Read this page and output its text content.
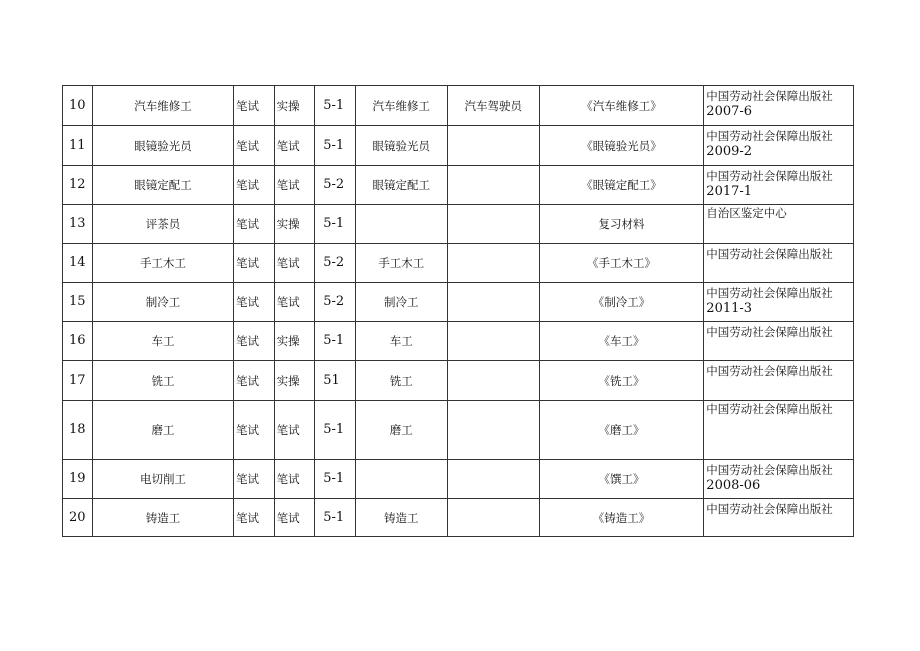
10	汽车维修工	笔试	实操	5-1	汽车维修工	汽车驾驶员	《汽车维修工》	中国劳动社会保障出版社
2007-6

11	眼镜验光员	笔试	笔试	5-1	眼镜验光员		《眼镜验光员》	中国劳动社会保障出版社
2009-2

12	眼镜定配工	笔试	笔试	5-2	眼镜定配工		《眼镜定配工》	中国劳动社会保障出版社
2017-1

13	评茶员	笔试	实操	5-1			复习材料	自治区鉴定中心

14	手工木工	笔试	笔试	5-2	手工木工		《手工木工》	中国劳动社会保障出版社

15	制冷工	笔试	笔试	5-2	制冷工		《制冷工》	中国劳动社会保障出版社
2011-3

16	车工	笔试	实操	5-1	车工		《车工》	中国劳动社会保障出版社

17	铣工	笔试	实操	51	铣工		《铣工》	中国劳动社会保障出版社

18	磨工	笔试	笔试	5-1	磨工		《磨工》	中国劳动社会保障出版社

19	电切削工	笔试	笔试	5-1			《馔工》	中国劳动社会保障出版社
2008-06

20	铸造工	笔试	笔试	5-1	铸造工		《铸造工》	中国劳动社会保障出版社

What to produce:
Return all the entries word for word, but omit any pictures they contain.

Result of this task:
Read this page and output its text content.
10	汽车维修工	笔试	实操	5-1	汽车维修工	汽车驾驶员	《汽车维修工》	中国劳动社会保障出版社
2007-6

11	眼镜验光员	笔试	笔试	5-1	眼镜验光员		《眼镜验光员》	中国劳动社会保障出版社
2009-2

12	眼镜定配工	笔试	笔试	5-2	眼镜定配工		《眼镜定配工》	中国劳动社会保障出版社
2017-1

13	评茶员	笔试	实操	5-1			复习材料	自治区鉴定中心

14	手工木工	笔试	笔试	5-2	手工木工		《手工木工》	中国劳动社会保障出版社

15	制冷工	笔试	笔试	5-2	制冷工		《制冷工》	中国劳动社会保障出版社
2011-3

16	车工	笔试	实操	5-1	车工		《车工》	中国劳动社会保障出版社

17	铣工	笔试	实操	51	铣工		《铣工》	中国劳动社会保障出版社

18	磨工	笔试	笔试	5-1	磨工		《磨工》	中国劳动社会保障出版社

19	电切削工	笔试	笔试	5-1			《馔工》	中国劳动社会保障出版社
2008-06

20	铸造工	笔试	笔试	5-1	铸造工		《铸造工》	中国劳动社会保障出版社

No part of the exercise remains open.